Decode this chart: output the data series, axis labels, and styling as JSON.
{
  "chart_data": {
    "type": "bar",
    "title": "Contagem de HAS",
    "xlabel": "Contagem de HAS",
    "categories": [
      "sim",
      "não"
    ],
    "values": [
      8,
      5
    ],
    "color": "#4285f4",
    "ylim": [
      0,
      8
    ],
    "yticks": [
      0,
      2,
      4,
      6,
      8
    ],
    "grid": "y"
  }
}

--------------------

The records above are to be copied in full, exactly as written.

* Final result
Decode this chart: output the data series, axis labels, and styling as JSON.
{
  "chart_data": {
    "type": "bar",
    "title": "Contagem de HAS",
    "xlabel": "Contagem de HAS",
    "categories": [
      "sim",
      "não"
    ],
    "values": [
      8,
      5
    ],
    "color": "#4285f4",
    "ylim": [
      0,
      8
    ],
    "yticks": [
      0,
      2,
      4,
      6,
      8
    ],
    "grid": "y"
  }
}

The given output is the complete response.